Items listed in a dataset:
%%

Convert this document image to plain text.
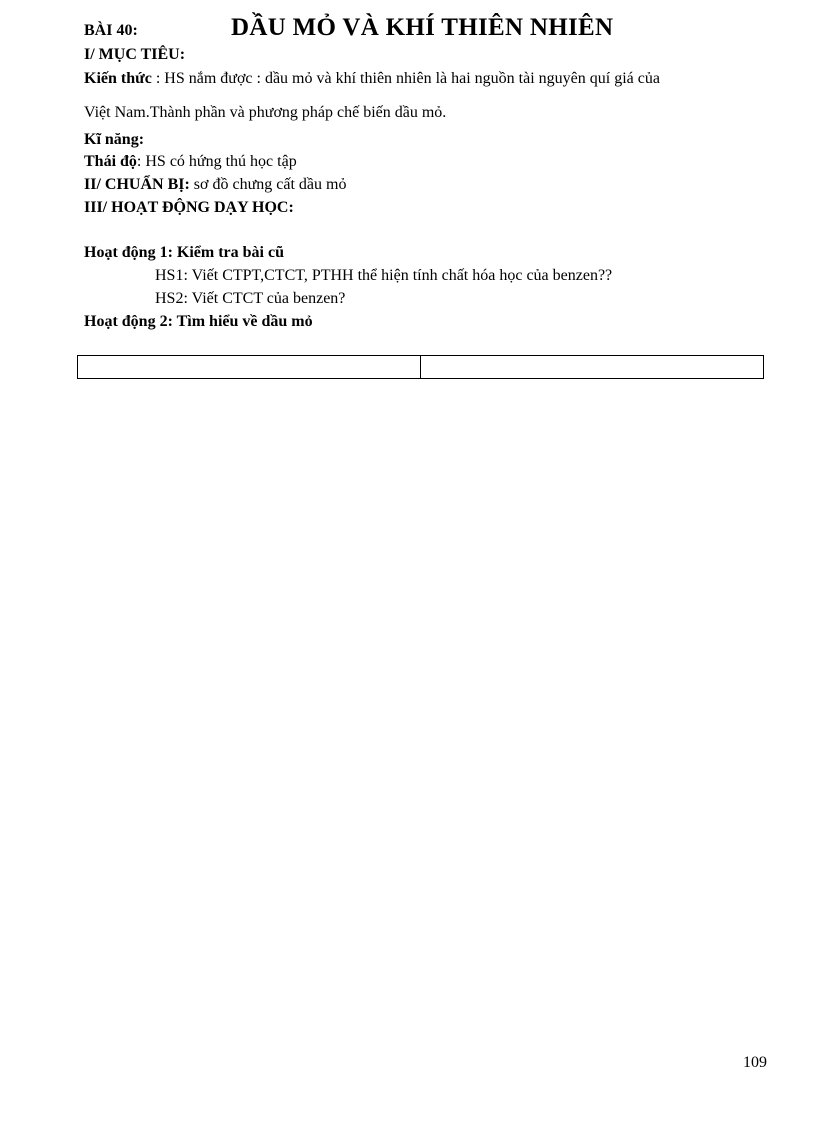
BÀI 40:	DẦU MỎ VÀ KHÍ THIÊN NHIÊN
I/ MỤC TIÊU:
Kiến thức : HS nắm được : dầu mỏ và khí thiên nhiên là hai nguồn tài nguyên quí giá của
Việt Nam.Thành phần và phương pháp chế biến dầu mỏ.
Kĩ năng:
Thái độ: HS có hứng thú học tập
II/ CHUẨN BỊ: sơ đồ chưng cất dầu mỏ
III/ HOẠT ĐỘNG DẠY HỌC:
Hoạt động 1: Kiểm tra bài cũ
HS1: Viết CTPT,CTCT, PTHH thể hiện tính chất hóa học của benzen??
HS2: Viết CTCT của benzen?
Hoạt động 2: Tìm hiểu về dầu mỏ

109
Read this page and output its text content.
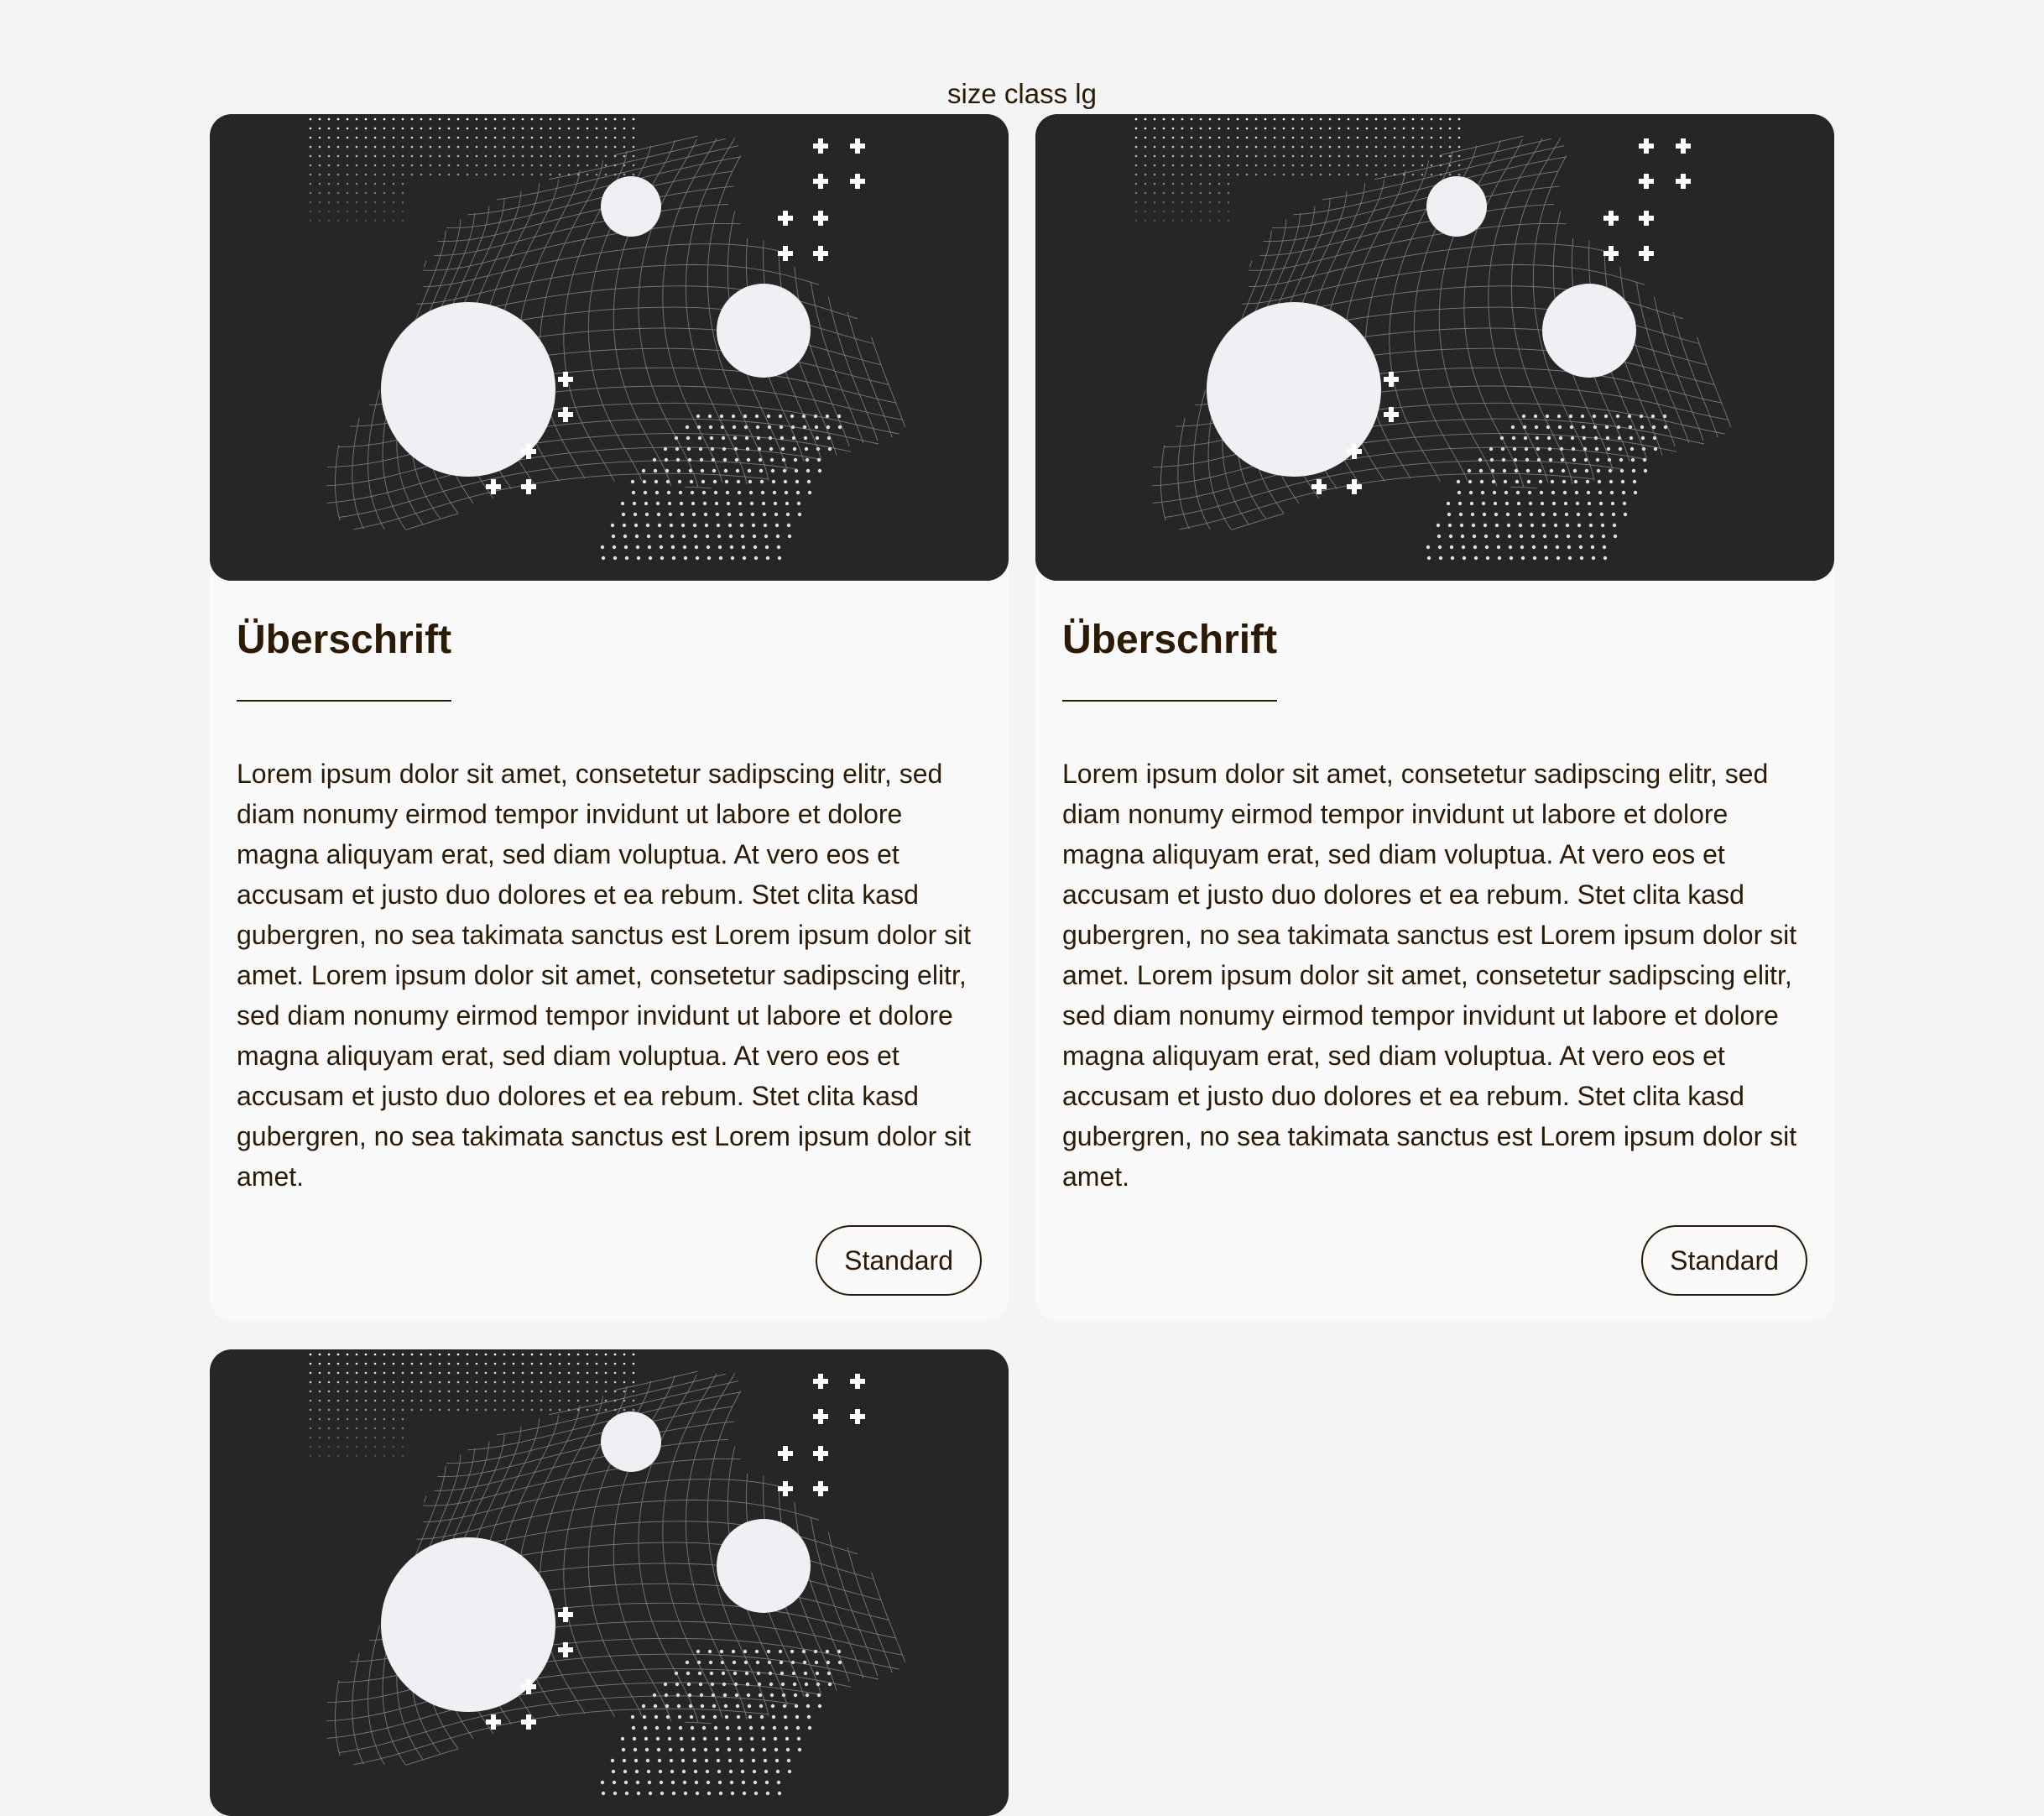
size class lg
Überschrift

Lorem ipsum dolor sit amet, consetetur sadipscing elitr, sed diam nonumy eirmod tempor invidunt ut labore et dolore magna aliquyam erat, sed diam voluptua. At vero eos et accusam et justo duo dolores et ea rebum. Stet clita kasd gubergren, no sea takimata sanctus est Lorem ipsum dolor sit amet. Lorem ipsum dolor sit amet, consetetur sadipscing elitr, sed diam nonumy eirmod tempor invidunt ut labore et dolore magna aliquyam erat, sed diam voluptua. At vero eos et accusam et justo duo dolores et ea rebum. Stet clita kasd gubergren, no sea takimata sanctus est Lorem ipsum dolor sit amet.

Standard
Überschrift

Lorem ipsum dolor sit amet, consetetur sadipscing elitr, sed diam nonumy eirmod tempor invidunt ut labore et dolore magna aliquyam erat, sed diam voluptua. At vero eos et accusam et justo duo dolores et ea rebum. Stet clita kasd gubergren, no sea takimata sanctus est Lorem ipsum dolor sit amet. Lorem ipsum dolor sit amet, consetetur sadipscing elitr, sed diam nonumy eirmod tempor invidunt ut labore et dolore magna aliquyam erat, sed diam voluptua. At vero eos et accusam et justo duo dolores et ea rebum. Stet clita kasd gubergren, no sea takimata sanctus est Lorem ipsum dolor sit amet.

Standard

%%

Direction:
Print every record above exactly as written, leaving out the pictures.

Full response:
Convert this document image to plain text.
BÀI 40:	DẦU MỎ VÀ KHÍ THIÊN NHIÊN
I/ MỤC TIÊU:
Kiến thức : HS nắm được : dầu mỏ và khí thiên nhiên là hai nguồn tài nguyên quí giá của
Việt Nam.Thành phần và phương pháp chế biến dầu mỏ.
Kĩ năng:
Thái độ: HS có hứng thú học tập
II/ CHUẨN BỊ: sơ đồ chưng cất dầu mỏ
III/ HOẠT ĐỘNG DẠY HỌC:
Hoạt động 1: Kiểm tra bài cũ
HS1: Viết CTPT,CTCT, PTHH thể hiện tính chất hóa học của benzen??
HS2: Viết CTCT của benzen?
Hoạt động 2: Tìm hiểu về dầu mỏ

109
Read this page and output its text content.
size class lg
Überschrift

Lorem ipsum dolor sit amet, consetetur sadipscing elitr, sed diam nonumy eirmod tempor invidunt ut labore et dolore magna aliquyam erat, sed diam voluptua. At vero eos et accusam et justo duo dolores et ea rebum. Stet clita kasd gubergren, no sea takimata sanctus est Lorem ipsum dolor sit amet. Lorem ipsum dolor sit amet, consetetur sadipscing elitr, sed diam nonumy eirmod tempor invidunt ut labore et dolore magna aliquyam erat, sed diam voluptua. At vero eos et accusam et justo duo dolores et ea rebum. Stet clita kasd gubergren, no sea takimata sanctus est Lorem ipsum dolor sit amet.

Standard
Überschrift

Lorem ipsum dolor sit amet, consetetur sadipscing elitr, sed diam nonumy eirmod tempor invidunt ut labore et dolore magna aliquyam erat, sed diam voluptua. At vero eos et accusam et justo duo dolores et ea rebum. Stet clita kasd gubergren, no sea takimata sanctus est Lorem ipsum dolor sit amet. Lorem ipsum dolor sit amet, consetetur sadipscing elitr, sed diam nonumy eirmod tempor invidunt ut labore et dolore magna aliquyam erat, sed diam voluptua. At vero eos et accusam et justo duo dolores et ea rebum. Stet clita kasd gubergren, no sea takimata sanctus est Lorem ipsum dolor sit amet.

Standard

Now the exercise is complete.